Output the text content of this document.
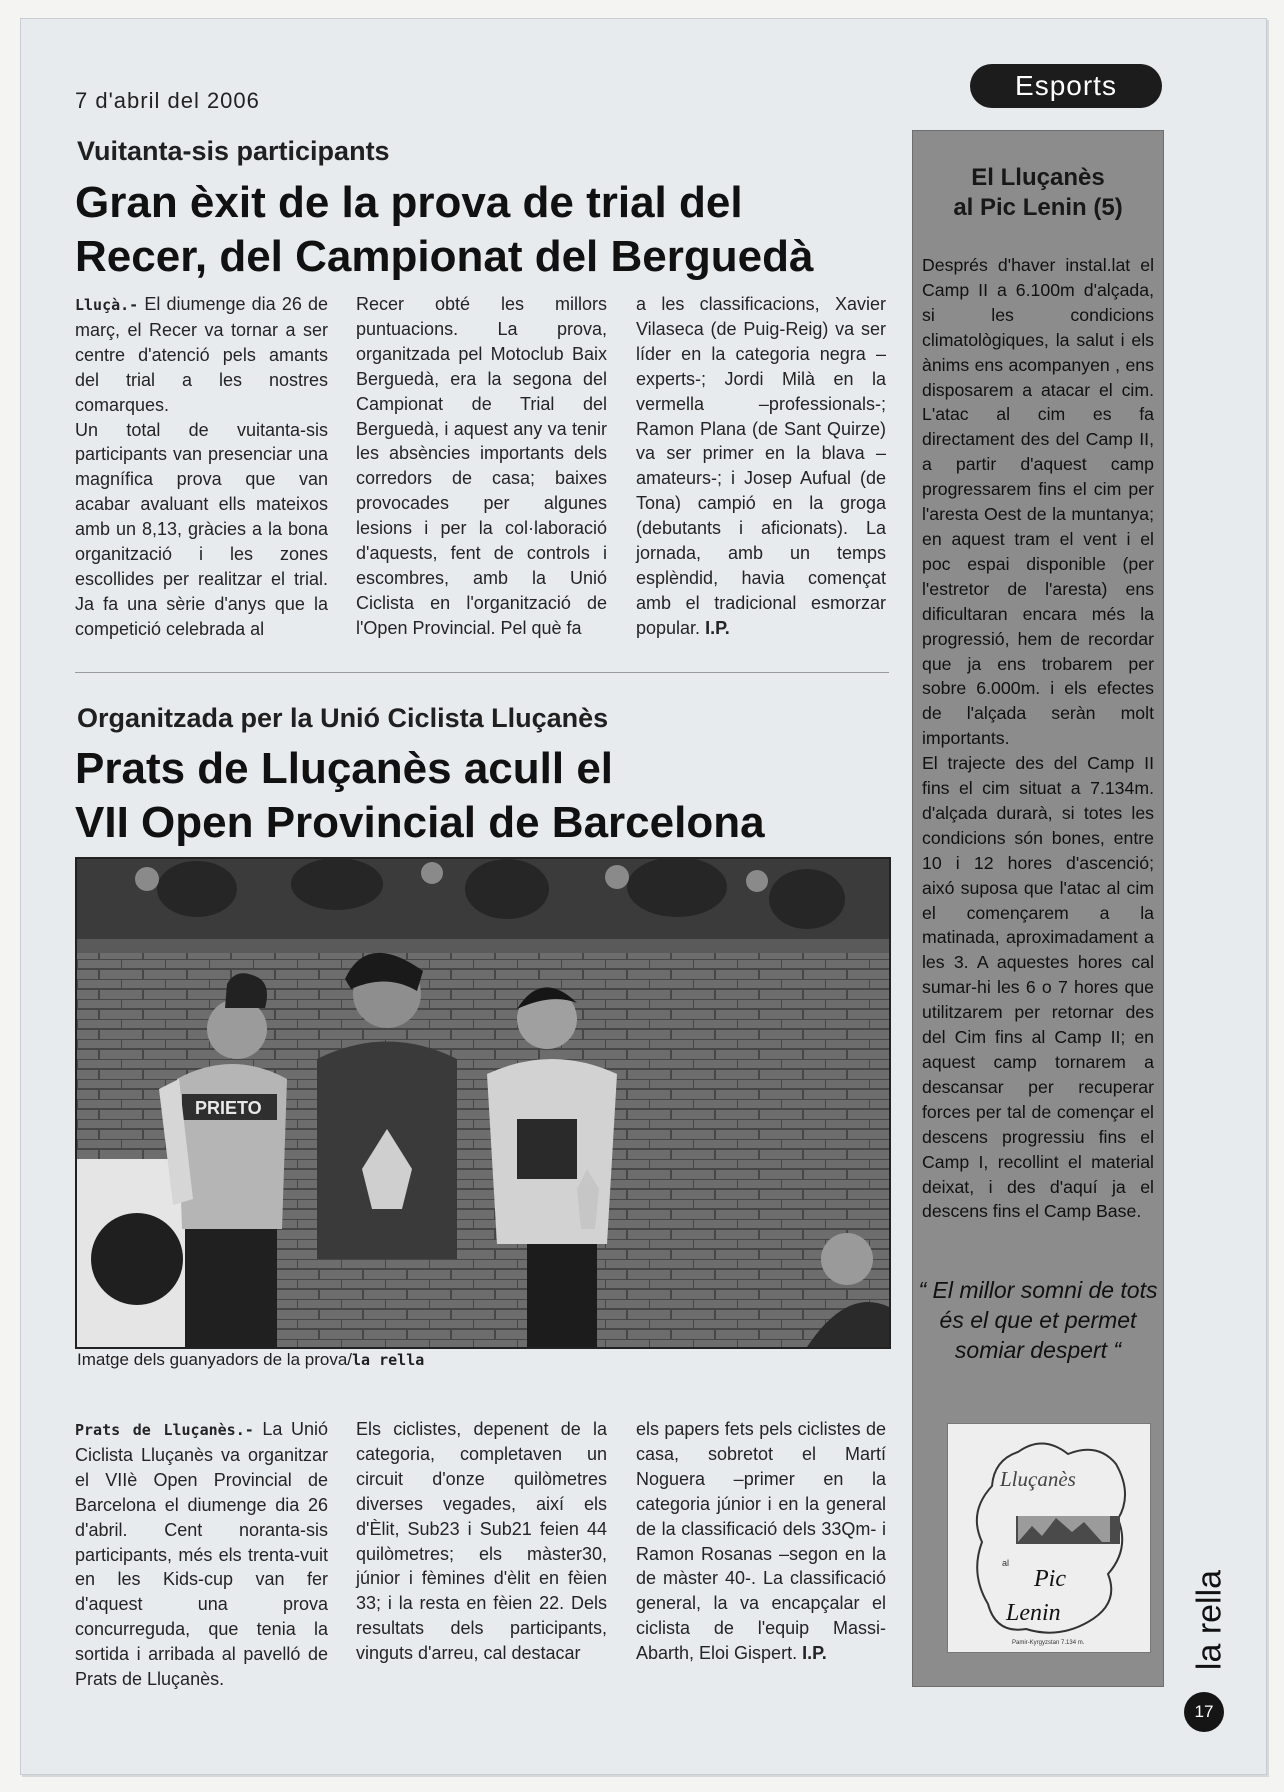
7 d'abril del 2006	Esports
Vuitanta-sis participants
Gran èxit de la prova de trial del
Recer, del Campionat del Berguedà

Lluçà.- El diumenge dia 26 de març, el Recer va tornar a ser centre d'atenció pels amants del trial a les nostres comarques.

Un total de vuitanta-sis participants van presenciar una magnífica prova que van acabar avaluant ells mateixos amb un 8,13, gràcies a la bona organització i les zones escollides per realitzar el trial. Ja fa una sèrie d'anys que la competició celebrada al

Recer obté les millors puntuacions. La prova, organitzada pel Motoclub Baix Berguedà, era la segona del Campionat de Trial del Berguedà, i aquest any va tenir les absències importants dels corredors de casa; baixes provocades per algunes lesions i per la col·laboració d'aquests, fent de controls i escombres, amb la Unió Ciclista en l'organització de l'Open Provincial. Pel què fa

a les classificacions, Xavier Vilaseca (de Puig-Reig) va ser líder en la categoria negra –experts-; Jordi Milà en la vermella –professionals-; Ramon Plana (de Sant Quirze) va ser primer en la blava –amateurs-; i Josep Aufual (de Tona) campió en la groga (debutants i aficionats). La jornada, amb un temps esplèndid, havia començat amb el tradicional esmorzar popular. I.P.

Organitzada per la Unió Ciclista Lluçanès
Prats de Lluçanès acull el
VII Open Provincial de Barcelona
PRIETO
Imatge dels guanyadors de la prova/la rella

Prats de Lluçanès.- La Unió Ciclista Lluçanès va organitzar el VIIè Open Provincial de Barcelona el diumenge dia 26 d'abril. Cent noranta-sis participants, més els trenta-vuit en les Kids-cup van fer d'aquest una prova concurreguda, que tenia la sortida i arribada al pavelló de Prats de Lluçanès.

Els ciclistes, depenent de la categoria, completaven un circuit d'onze quilòmetres diverses vegades, així els d'Èlit, Sub23 i Sub21 feien 44 quilòmetres; els màster30, júnior i fèmines d'èlit en fèien 33; i la resta en fèien 22. Dels resultats dels participants, vinguts d'arreu, cal destacar

els papers fets pels ciclistes de casa, sobretot el Martí Noguera –primer en la categoria júnior i en la general de la classificació dels 33Qm- i Ramon Rosanas –segon en la de màster 40-. La classificació general, la va encapçalar el ciclista de l'equip Massi-Abarth, Eloi Gispert. I.P.

El Lluçanès
al Pic Lenin (5)

Després d'haver instal.lat el Camp II a 6.100m d'alçada, si les condicions climatològiques, la salut i els ànims ens acompanyen , ens disposarem a atacar el cim. L'atac al cim es fa directament des del Camp II, a partir d'aquest camp progressarem fins el cim per l'aresta Oest de la muntanya; en aquest tram el vent i el poc espai disponible (per l'estretor de l'aresta) ens dificultaran encara més la progressió, hem de recordar que ja ens trobarem per sobre 6.000m. i els efectes de l'alçada seràn molt importants.

El trajecte des del Camp II fins el cim situat a 7.134m. d'alçada durarà, si totes les condicions són bones, entre 10 i 12 hores d'ascenció; aixó suposa que l'atac al cim el començarem a la matinada, aproximadament a les 3. A aquestes hores cal sumar-hi les 6 o 7 hores que utilitzarem per retornar des del Cim fins al Camp II; en aquest camp tornarem a descansar per recuperar forces per tal de començar el descens progressiu fins el Camp I, recollint el material deixat, i des d'aquí ja el descens fins el Camp Base.

“ El millor somni de tots és el que et permet somiar despert “
Lluçanès
al
Pic
Lenin
Pamir-Kyrgyzstan 7.134 m.	la rella
17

• _Aim of the task_
Without the pictures, print the whole listing exactly as given.

• _Task solution_
Output the text content of this document.
7 d'abril del 2006	Esports
Vuitanta-sis participants
Gran èxit de la prova de trial del
Recer, del Campionat del Berguedà

Lluçà.- El diumenge dia 26 de març, el Recer va tornar a ser centre d'atenció pels amants del trial a les nostres comarques.

Un total de vuitanta-sis participants van presenciar una magnífica prova que van acabar avaluant ells mateixos amb un 8,13, gràcies a la bona organització i les zones escollides per realitzar el trial. Ja fa una sèrie d'anys que la competició celebrada al

Recer obté les millors puntuacions. La prova, organitzada pel Motoclub Baix Berguedà, era la segona del Campionat de Trial del Berguedà, i aquest any va tenir les absències importants dels corredors de casa; baixes provocades per algunes lesions i per la col·laboració d'aquests, fent de controls i escombres, amb la Unió Ciclista en l'organització de l'Open Provincial. Pel què fa

a les classificacions, Xavier Vilaseca (de Puig-Reig) va ser líder en la categoria negra –experts-; Jordi Milà en la vermella –professionals-; Ramon Plana (de Sant Quirze) va ser primer en la blava –amateurs-; i Josep Aufual (de Tona) campió en la groga (debutants i aficionats). La jornada, amb un temps esplèndid, havia començat amb el tradicional esmorzar popular. I.P.

Organitzada per la Unió Ciclista Lluçanès
Prats de Lluçanès acull el
VII Open Provincial de Barcelona
PRIETO
Imatge dels guanyadors de la prova/la rella

Prats de Lluçanès.- La Unió Ciclista Lluçanès va organitzar el VIIè Open Provincial de Barcelona el diumenge dia 26 d'abril. Cent noranta-sis participants, més els trenta-vuit en les Kids-cup van fer d'aquest una prova concurreguda, que tenia la sortida i arribada al pavelló de Prats de Lluçanès.

Els ciclistes, depenent de la categoria, completaven un circuit d'onze quilòmetres diverses vegades, així els d'Èlit, Sub23 i Sub21 feien 44 quilòmetres; els màster30, júnior i fèmines d'èlit en fèien 33; i la resta en fèien 22. Dels resultats dels participants, vinguts d'arreu, cal destacar

els papers fets pels ciclistes de casa, sobretot el Martí Noguera –primer en la categoria júnior i en la general de la classificació dels 33Qm- i Ramon Rosanas –segon en la de màster 40-. La classificació general, la va encapçalar el ciclista de l'equip Massi-Abarth, Eloi Gispert. I.P.

El Lluçanès
al Pic Lenin (5)

Després d'haver instal.lat el Camp II a 6.100m d'alçada, si les condicions climatològiques, la salut i els ànims ens acompanyen , ens disposarem a atacar el cim. L'atac al cim es fa directament des del Camp II, a partir d'aquest camp progressarem fins el cim per l'aresta Oest de la muntanya; en aquest tram el vent i el poc espai disponible (per l'estretor de l'aresta) ens dificultaran encara més la progressió, hem de recordar que ja ens trobarem per sobre 6.000m. i els efectes de l'alçada seràn molt importants.

El trajecte des del Camp II fins el cim situat a 7.134m. d'alçada durarà, si totes les condicions són bones, entre 10 i 12 hores d'ascenció; aixó suposa que l'atac al cim el començarem a la matinada, aproximadament a les 3. A aquestes hores cal sumar-hi les 6 o 7 hores que utilitzarem per retornar des del Cim fins al Camp II; en aquest camp tornarem a descansar per recuperar forces per tal de començar el descens progressiu fins el Camp I, recollint el material deixat, i des d'aquí ja el descens fins el Camp Base.

“ El millor somni de tots és el que et permet somiar despert “
Lluçanès
al
Pic
Lenin
Pamir-Kyrgyzstan 7.134 m.	la rella
17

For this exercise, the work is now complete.